▸ **Goal**
Copy out the entries below in full and exactly.

>> Start Records shown

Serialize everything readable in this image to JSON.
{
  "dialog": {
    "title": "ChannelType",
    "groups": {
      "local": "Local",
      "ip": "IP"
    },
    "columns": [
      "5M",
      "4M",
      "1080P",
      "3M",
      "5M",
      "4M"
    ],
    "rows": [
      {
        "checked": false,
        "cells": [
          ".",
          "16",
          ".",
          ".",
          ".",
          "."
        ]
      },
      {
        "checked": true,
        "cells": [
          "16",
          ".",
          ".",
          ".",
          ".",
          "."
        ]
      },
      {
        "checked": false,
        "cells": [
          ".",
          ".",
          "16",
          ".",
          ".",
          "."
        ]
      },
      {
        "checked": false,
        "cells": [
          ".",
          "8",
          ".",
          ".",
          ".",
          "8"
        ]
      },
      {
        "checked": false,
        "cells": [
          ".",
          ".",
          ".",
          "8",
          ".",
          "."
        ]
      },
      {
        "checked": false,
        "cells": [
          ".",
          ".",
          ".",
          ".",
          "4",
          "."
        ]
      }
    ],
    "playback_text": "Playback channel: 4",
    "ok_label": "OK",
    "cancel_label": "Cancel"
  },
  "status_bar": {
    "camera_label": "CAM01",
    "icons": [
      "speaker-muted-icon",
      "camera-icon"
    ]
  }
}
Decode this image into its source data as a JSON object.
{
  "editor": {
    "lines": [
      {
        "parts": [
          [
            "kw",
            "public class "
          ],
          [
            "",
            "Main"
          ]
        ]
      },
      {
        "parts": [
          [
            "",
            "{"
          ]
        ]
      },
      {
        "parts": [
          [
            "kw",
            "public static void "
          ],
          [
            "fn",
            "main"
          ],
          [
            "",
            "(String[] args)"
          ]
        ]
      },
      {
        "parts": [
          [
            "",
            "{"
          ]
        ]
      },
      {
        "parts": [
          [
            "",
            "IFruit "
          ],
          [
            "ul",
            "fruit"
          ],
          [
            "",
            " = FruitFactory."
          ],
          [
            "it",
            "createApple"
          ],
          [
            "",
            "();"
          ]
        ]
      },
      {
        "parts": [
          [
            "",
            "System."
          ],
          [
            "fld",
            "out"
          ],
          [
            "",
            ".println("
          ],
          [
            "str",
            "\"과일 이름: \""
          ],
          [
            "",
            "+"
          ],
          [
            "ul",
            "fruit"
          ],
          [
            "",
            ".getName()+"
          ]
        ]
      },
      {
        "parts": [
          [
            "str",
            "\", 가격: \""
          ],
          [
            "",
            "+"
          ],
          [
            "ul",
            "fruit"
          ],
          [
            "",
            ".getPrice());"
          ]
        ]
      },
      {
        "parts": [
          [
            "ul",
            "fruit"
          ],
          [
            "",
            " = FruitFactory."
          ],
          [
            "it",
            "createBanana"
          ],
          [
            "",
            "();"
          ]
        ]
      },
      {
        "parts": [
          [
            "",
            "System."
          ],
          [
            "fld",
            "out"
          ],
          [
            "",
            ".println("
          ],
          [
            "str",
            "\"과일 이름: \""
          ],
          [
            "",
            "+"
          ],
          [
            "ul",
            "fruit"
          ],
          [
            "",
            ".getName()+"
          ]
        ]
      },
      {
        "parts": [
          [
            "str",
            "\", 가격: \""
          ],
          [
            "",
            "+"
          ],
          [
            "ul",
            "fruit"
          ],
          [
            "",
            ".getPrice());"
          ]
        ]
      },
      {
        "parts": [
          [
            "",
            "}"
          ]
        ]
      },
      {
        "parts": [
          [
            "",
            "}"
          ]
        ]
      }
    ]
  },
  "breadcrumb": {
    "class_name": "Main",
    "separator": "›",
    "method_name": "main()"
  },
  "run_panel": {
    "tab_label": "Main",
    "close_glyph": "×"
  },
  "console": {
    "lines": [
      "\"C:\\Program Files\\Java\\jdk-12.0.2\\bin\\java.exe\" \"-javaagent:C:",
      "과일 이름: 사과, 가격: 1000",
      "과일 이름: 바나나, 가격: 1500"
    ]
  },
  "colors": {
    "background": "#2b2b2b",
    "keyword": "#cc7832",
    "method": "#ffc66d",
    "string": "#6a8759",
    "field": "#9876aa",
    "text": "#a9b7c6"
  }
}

>> End Records shown

▸ **Solution to the problem**
Serialize everything readable in this image to JSON.
{
  "dialog": {
    "title": "ChannelType",
    "groups": {
      "local": "Local",
      "ip": "IP"
    },
    "columns": [
      "5M",
      "4M",
      "1080P",
      "3M",
      "5M",
      "4M"
    ],
    "rows": [
      {
        "checked": false,
        "cells": [
          ".",
          "16",
          ".",
          ".",
          ".",
          "."
        ]
      },
      {
        "checked": true,
        "cells": [
          "16",
          ".",
          ".",
          ".",
          ".",
          "."
        ]
      },
      {
        "checked": false,
        "cells": [
          ".",
          ".",
          "16",
          ".",
          ".",
          "."
        ]
      },
      {
        "checked": false,
        "cells": [
          ".",
          "8",
          ".",
          ".",
          ".",
          "8"
        ]
      },
      {
        "checked": false,
        "cells": [
          ".",
          ".",
          ".",
          "8",
          ".",
          "."
        ]
      },
      {
        "checked": false,
        "cells": [
          ".",
          ".",
          ".",
          ".",
          "4",
          "."
        ]
      }
    ],
    "playback_text": "Playback channel: 4",
    "ok_label": "OK",
    "cancel_label": "Cancel"
  },
  "status_bar": {
    "camera_label": "CAM01",
    "icons": [
      "speaker-muted-icon",
      "camera-icon"
    ]
  }
}
Decode this image into its source data as a JSON object.
{
  "editor": {
    "lines": [
      {
        "parts": [
          [
            "kw",
            "public class "
          ],
          [
            "",
            "Main"
          ]
        ]
      },
      {
        "parts": [
          [
            "",
            "{"
          ]
        ]
      },
      {
        "parts": [
          [
            "kw",
            "public static void "
          ],
          [
            "fn",
            "main"
          ],
          [
            "",
            "(String[] args)"
          ]
        ]
      },
      {
        "parts": [
          [
            "",
            "{"
          ]
        ]
      },
      {
        "parts": [
          [
            "",
            "IFruit "
          ],
          [
            "ul",
            "fruit"
          ],
          [
            "",
            " = FruitFactory."
          ],
          [
            "it",
            "createApple"
          ],
          [
            "",
            "();"
          ]
        ]
      },
      {
        "parts": [
          [
            "",
            "System."
          ],
          [
            "fld",
            "out"
          ],
          [
            "",
            ".println("
          ],
          [
            "str",
            "\"과일 이름: \""
          ],
          [
            "",
            "+"
          ],
          [
            "ul",
            "fruit"
          ],
          [
            "",
            ".getName()+"
          ]
        ]
      },
      {
        "parts": [
          [
            "str",
            "\", 가격: \""
          ],
          [
            "",
            "+"
          ],
          [
            "ul",
            "fruit"
          ],
          [
            "",
            ".getPrice());"
          ]
        ]
      },
      {
        "parts": [
          [
            "ul",
            "fruit"
          ],
          [
            "",
            " = FruitFactory."
          ],
          [
            "it",
            "createBanana"
          ],
          [
            "",
            "();"
          ]
        ]
      },
      {
        "parts": [
          [
            "",
            "System."
          ],
          [
            "fld",
            "out"
          ],
          [
            "",
            ".println("
          ],
          [
            "str",
            "\"과일 이름: \""
          ],
          [
            "",
            "+"
          ],
          [
            "ul",
            "fruit"
          ],
          [
            "",
            ".getName()+"
          ]
        ]
      },
      {
        "parts": [
          [
            "str",
            "\", 가격: \""
          ],
          [
            "",
            "+"
          ],
          [
            "ul",
            "fruit"
          ],
          [
            "",
            ".getPrice());"
          ]
        ]
      },
      {
        "parts": [
          [
            "",
            "}"
          ]
        ]
      },
      {
        "parts": [
          [
            "",
            "}"
          ]
        ]
      }
    ]
  },
  "breadcrumb": {
    "class_name": "Main",
    "separator": "›",
    "method_name": "main()"
  },
  "run_panel": {
    "tab_label": "Main",
    "close_glyph": "×"
  },
  "console": {
    "lines": [
      "\"C:\\Program Files\\Java\\jdk-12.0.2\\bin\\java.exe\" \"-javaagent:C:",
      "과일 이름: 사과, 가격: 1000",
      "과일 이름: 바나나, 가격: 1500"
    ]
  },
  "colors": {
    "background": "#2b2b2b",
    "keyword": "#cc7832",
    "method": "#ffc66d",
    "string": "#6a8759",
    "field": "#9876aa",
    "text": "#a9b7c6"
  }
}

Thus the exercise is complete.